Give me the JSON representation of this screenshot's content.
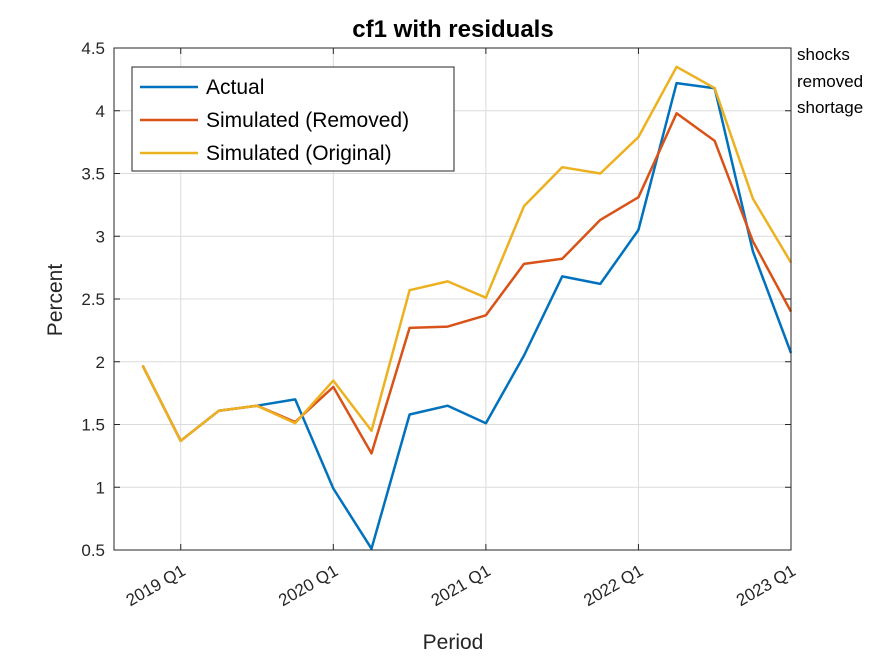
{
  "chart_data": {
    "type": "line",
    "title": "cf1 with residuals",
    "xlabel": "Period",
    "ylabel": "Percent",
    "ylim": [
      0.5,
      4.5
    ],
    "yticks": [
      "0.5",
      "1",
      "1.5",
      "2",
      "2.5",
      "3",
      "3.5",
      "4",
      "4.5"
    ],
    "ytick_values": [
      0.5,
      1,
      1.5,
      2,
      2.5,
      3,
      3.5,
      4,
      4.5
    ],
    "x": [
      "2018 Q4",
      "2019 Q1",
      "2019 Q2",
      "2019 Q3",
      "2019 Q4",
      "2020 Q1",
      "2020 Q2",
      "2020 Q3",
      "2020 Q4",
      "2021 Q1",
      "2021 Q2",
      "2021 Q3",
      "2021 Q4",
      "2022 Q1",
      "2022 Q2",
      "2022 Q3",
      "2022 Q4",
      "2023 Q1"
    ],
    "xticks": [
      "2019 Q1",
      "2020 Q1",
      "2021 Q1",
      "2022 Q1",
      "2023 Q1"
    ],
    "grid": true,
    "legend_position": "top-left",
    "series": [
      {
        "name": "Actual",
        "color": "#0072BD",
        "values": [
          1.97,
          1.37,
          1.61,
          1.65,
          1.7,
          0.99,
          0.51,
          1.58,
          1.65,
          1.51,
          2.05,
          2.68,
          2.62,
          3.05,
          4.22,
          4.18,
          2.88,
          2.07
        ]
      },
      {
        "name": "Simulated (Removed)",
        "color": "#D95319",
        "values": [
          1.97,
          1.37,
          1.61,
          1.65,
          1.52,
          1.8,
          1.27,
          2.27,
          2.28,
          2.37,
          2.78,
          2.82,
          3.13,
          3.31,
          3.98,
          3.76,
          2.96,
          2.4
        ]
      },
      {
        "name": "Simulated (Original)",
        "color": "#EDB120",
        "values": [
          1.97,
          1.37,
          1.61,
          1.65,
          1.51,
          1.85,
          1.45,
          2.57,
          2.64,
          2.51,
          3.24,
          3.55,
          3.5,
          3.79,
          4.35,
          4.18,
          3.3,
          2.79
        ]
      }
    ],
    "annotation": [
      "shocks",
      "removed",
      "shortage"
    ]
  }
}
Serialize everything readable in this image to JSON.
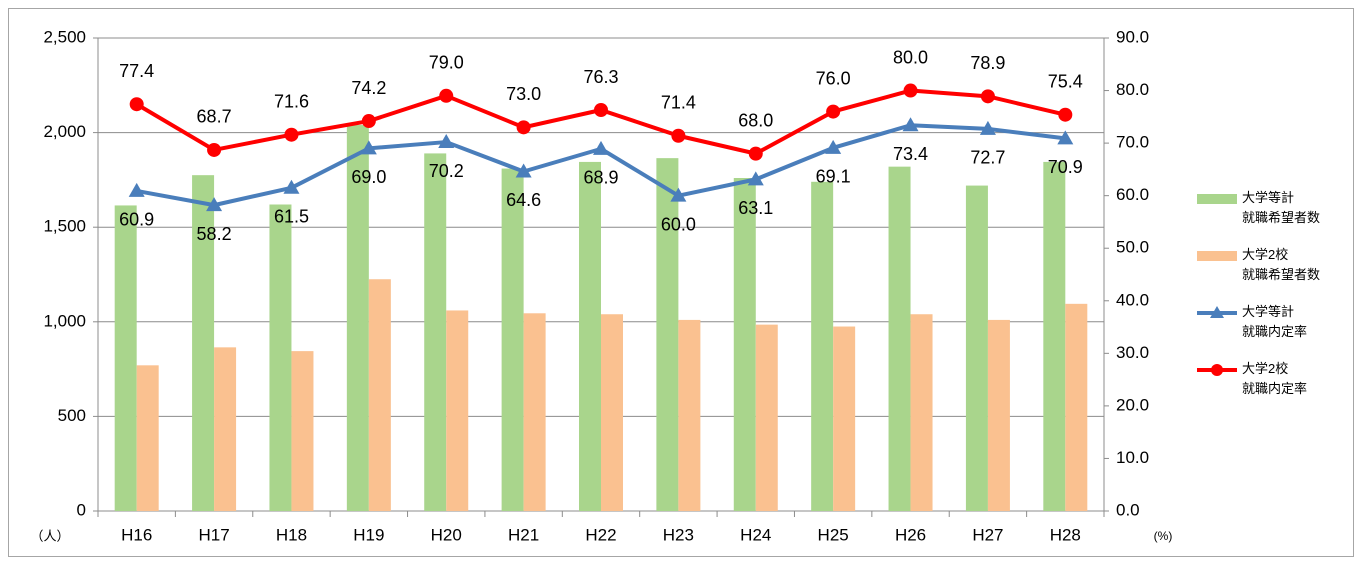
{
  "chart_data": {
    "type": "combo",
    "categories": [
      "H16",
      "H17",
      "H18",
      "H19",
      "H20",
      "H21",
      "H22",
      "H23",
      "H24",
      "H25",
      "H26",
      "H27",
      "H28"
    ],
    "y_label": "（人）",
    "y2_label": "(%)",
    "ylim": [
      0,
      2500
    ],
    "yticks": [
      {
        "value": 0,
        "label": "0"
      },
      {
        "value": 500,
        "label": "500"
      },
      {
        "value": 1000,
        "label": "1,000"
      },
      {
        "value": 1500,
        "label": "1,500"
      },
      {
        "value": 2000,
        "label": "2,000"
      },
      {
        "value": 2500,
        "label": "2,500"
      }
    ],
    "y2lim": [
      0,
      90
    ],
    "y2ticks": [
      {
        "value": 0,
        "label": "0.0"
      },
      {
        "value": 10,
        "label": "10.0"
      },
      {
        "value": 20,
        "label": "20.0"
      },
      {
        "value": 30,
        "label": "30.0"
      },
      {
        "value": 40,
        "label": "40.0"
      },
      {
        "value": 50,
        "label": "50.0"
      },
      {
        "value": 60,
        "label": "60.0"
      },
      {
        "value": 70,
        "label": "70.0"
      },
      {
        "value": 80,
        "label": "80.0"
      },
      {
        "value": 90,
        "label": "90.0"
      }
    ],
    "grid": true,
    "legend": "right",
    "series": [
      {
        "name": "大学等計\n就職希望者数",
        "type": "bar",
        "color": "#a9d58c",
        "values": [
          1615,
          1775,
          1620,
          2040,
          1890,
          1810,
          1845,
          1865,
          1760,
          1740,
          1820,
          1720,
          1845
        ]
      },
      {
        "name": "大学2校\n就職希望者数",
        "type": "bar",
        "color": "#fac190",
        "values": [
          770,
          865,
          845,
          1225,
          1060,
          1045,
          1040,
          1010,
          985,
          975,
          1040,
          1010,
          1095
        ]
      },
      {
        "name": "大学等計\n就職内定率",
        "type": "line",
        "axis": "y2",
        "marker": "triangle",
        "color": "#4a7ebb",
        "label_position": "below",
        "values": [
          60.9,
          58.2,
          61.5,
          69.0,
          70.2,
          64.6,
          68.9,
          60.0,
          63.1,
          69.1,
          73.4,
          72.7,
          70.9
        ],
        "value_labels": [
          "60.9",
          "58.2",
          "61.5",
          "69.0",
          "70.2",
          "64.6",
          "68.9",
          "60.0",
          "63.1",
          "69.1",
          "73.4",
          "72.7",
          "70.9"
        ]
      },
      {
        "name": "大学2校\n就職内定率",
        "type": "line",
        "axis": "y2",
        "marker": "circle",
        "color": "#ff0000",
        "label_position": "above",
        "values": [
          77.4,
          68.7,
          71.6,
          74.2,
          79.0,
          73.0,
          76.3,
          71.4,
          68.0,
          76.0,
          80.0,
          78.9,
          75.4
        ],
        "value_labels": [
          "77.4",
          "68.7",
          "71.6",
          "74.2",
          "79.0",
          "73.0",
          "76.3",
          "71.4",
          "68.0",
          "76.0",
          "80.0",
          "78.9",
          "75.4"
        ]
      }
    ]
  }
}
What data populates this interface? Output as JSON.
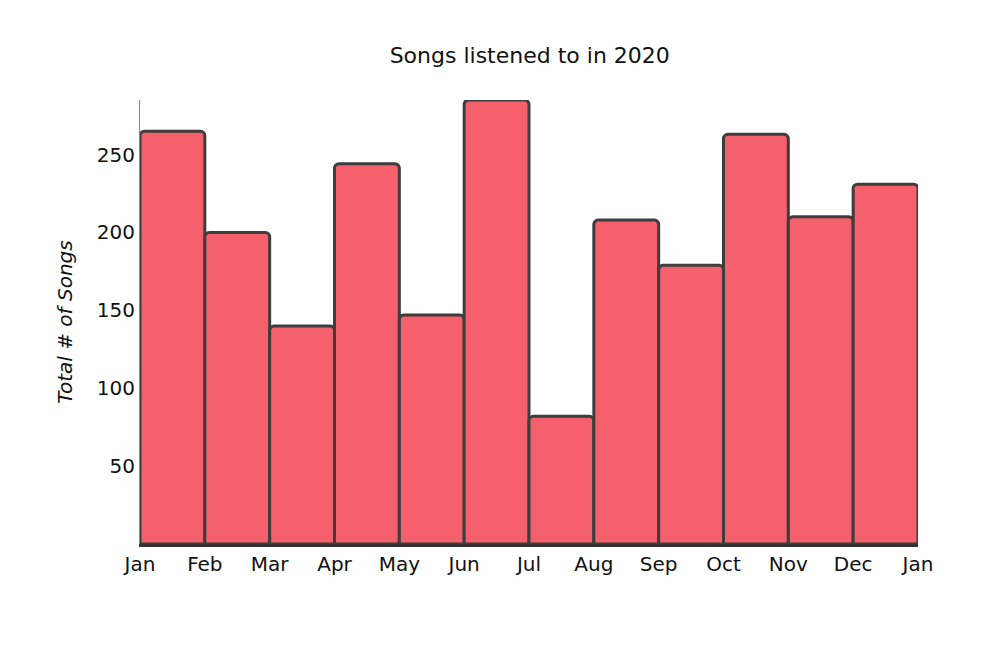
{
  "chart_data": {
    "type": "histogram",
    "title": "Songs listened to in 2020",
    "y_label": "Total # of Songs",
    "bins": [
      "Jan",
      "Feb",
      "Mar",
      "Apr",
      "May",
      "Jun",
      "Jul",
      "Aug",
      "Sep",
      "Oct",
      "Nov",
      "Dec",
      "Jan"
    ],
    "values": [
      265,
      200,
      140,
      244,
      147,
      285,
      82,
      208,
      179,
      263,
      210,
      231
    ],
    "color": "#f4606c",
    "ylim": [
      0,
      285
    ],
    "yticks": [
      50,
      100,
      150,
      200,
      250
    ],
    "grid": false
  }
}
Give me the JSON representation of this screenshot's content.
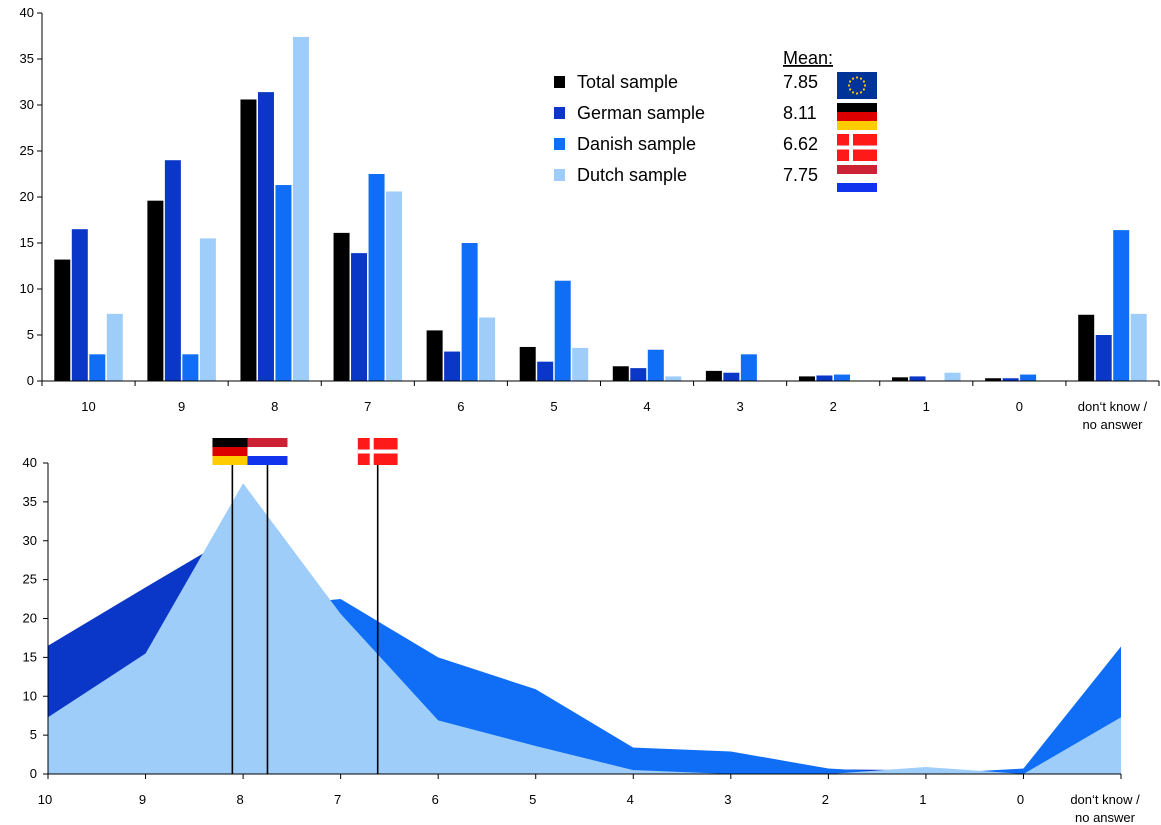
{
  "colors": {
    "total": "#000000",
    "german": "#0a37c8",
    "danish": "#0f6ef5",
    "dutch": "#9fcdfa"
  },
  "legend": {
    "mean_header": "Mean:",
    "items": [
      {
        "label": "Total sample",
        "mean": "7.85",
        "color": "#000000",
        "flag": "eu-flag-icon"
      },
      {
        "label": "German sample",
        "mean": "8.11",
        "color": "#0a37c8",
        "flag": "germany-flag-icon"
      },
      {
        "label": "Danish sample",
        "mean": "6.62",
        "color": "#0f6ef5",
        "flag": "denmark-flag-icon"
      },
      {
        "label": "Dutch sample",
        "mean": "7.75",
        "color": "#9fcdfa",
        "flag": "netherlands-flag-icon"
      }
    ]
  },
  "chart_data": [
    {
      "type": "bar",
      "categories": [
        "10",
        "9",
        "8",
        "7",
        "6",
        "5",
        "4",
        "3",
        "2",
        "1",
        "0",
        "don't know / no answer"
      ],
      "category_lines": [
        [
          "10"
        ],
        [
          "9"
        ],
        [
          "8"
        ],
        [
          "7"
        ],
        [
          "6"
        ],
        [
          "5"
        ],
        [
          "4"
        ],
        [
          "3"
        ],
        [
          "2"
        ],
        [
          "1"
        ],
        [
          "0"
        ],
        [
          "don‘t know /",
          "no answer"
        ]
      ],
      "ylim": [
        0,
        40
      ],
      "yticks": [
        0,
        5,
        10,
        15,
        20,
        25,
        30,
        35,
        40
      ],
      "series": [
        {
          "name": "Total sample",
          "color": "#000000",
          "values": [
            13.2,
            19.6,
            30.6,
            16.1,
            5.5,
            3.7,
            1.6,
            1.1,
            0.5,
            0.4,
            0.3,
            7.2
          ]
        },
        {
          "name": "German sample",
          "color": "#0a37c8",
          "values": [
            16.5,
            24.0,
            31.4,
            13.9,
            3.2,
            2.1,
            1.4,
            0.9,
            0.6,
            0.5,
            0.3,
            5.0
          ]
        },
        {
          "name": "Danish sample",
          "color": "#0f6ef5",
          "values": [
            2.9,
            2.9,
            21.3,
            22.5,
            15.0,
            10.9,
            3.4,
            2.9,
            0.7,
            0.0,
            0.7,
            16.4
          ]
        },
        {
          "name": "Dutch sample",
          "color": "#9fcdfa",
          "values": [
            7.3,
            15.5,
            37.4,
            20.6,
            6.9,
            3.6,
            0.5,
            0.0,
            0.0,
            0.9,
            0.0,
            7.3
          ]
        }
      ]
    },
    {
      "type": "area",
      "categories": [
        "10",
        "9",
        "8",
        "7",
        "6",
        "5",
        "4",
        "3",
        "2",
        "1",
        "0",
        "don't know / no answer"
      ],
      "category_lines": [
        [
          "10"
        ],
        [
          "9"
        ],
        [
          "8"
        ],
        [
          "7"
        ],
        [
          "6"
        ],
        [
          "5"
        ],
        [
          "4"
        ],
        [
          "3"
        ],
        [
          "2"
        ],
        [
          "1"
        ],
        [
          "0"
        ],
        [
          "don‘t know /",
          "no answer"
        ]
      ],
      "ylim": [
        0,
        40
      ],
      "yticks": [
        0,
        5,
        10,
        15,
        20,
        25,
        30,
        35,
        40
      ],
      "series": [
        {
          "name": "German sample",
          "color": "#0a37c8",
          "values": [
            16.5,
            24.0,
            31.4,
            13.9,
            3.2,
            2.1,
            1.4,
            0.9,
            0.6,
            0.5,
            0.3,
            5.0
          ]
        },
        {
          "name": "Danish sample",
          "color": "#0f6ef5",
          "values": [
            2.9,
            2.9,
            21.3,
            22.5,
            15.0,
            10.9,
            3.4,
            2.9,
            0.7,
            0.0,
            0.7,
            16.4
          ]
        },
        {
          "name": "Dutch sample",
          "color": "#9fcdfa",
          "values": [
            7.3,
            15.5,
            37.4,
            20.6,
            6.9,
            3.6,
            0.5,
            0.0,
            0.0,
            0.9,
            0.0,
            7.3
          ]
        }
      ],
      "mean_markers": [
        {
          "country": "Germany",
          "value": 8.11,
          "flag": "germany-flag-icon"
        },
        {
          "country": "Netherlands",
          "value": 7.75,
          "flag": "netherlands-flag-icon"
        },
        {
          "country": "Denmark",
          "value": 6.62,
          "flag": "denmark-flag-icon"
        }
      ]
    }
  ]
}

● TASK PROMPT: Wherever the word "Simulated" occurs in a line of the listing, copy that line.

● WORKED ANSWER:
        "name": "Simulated (Removed)",
        "name": "Simulated (Original)",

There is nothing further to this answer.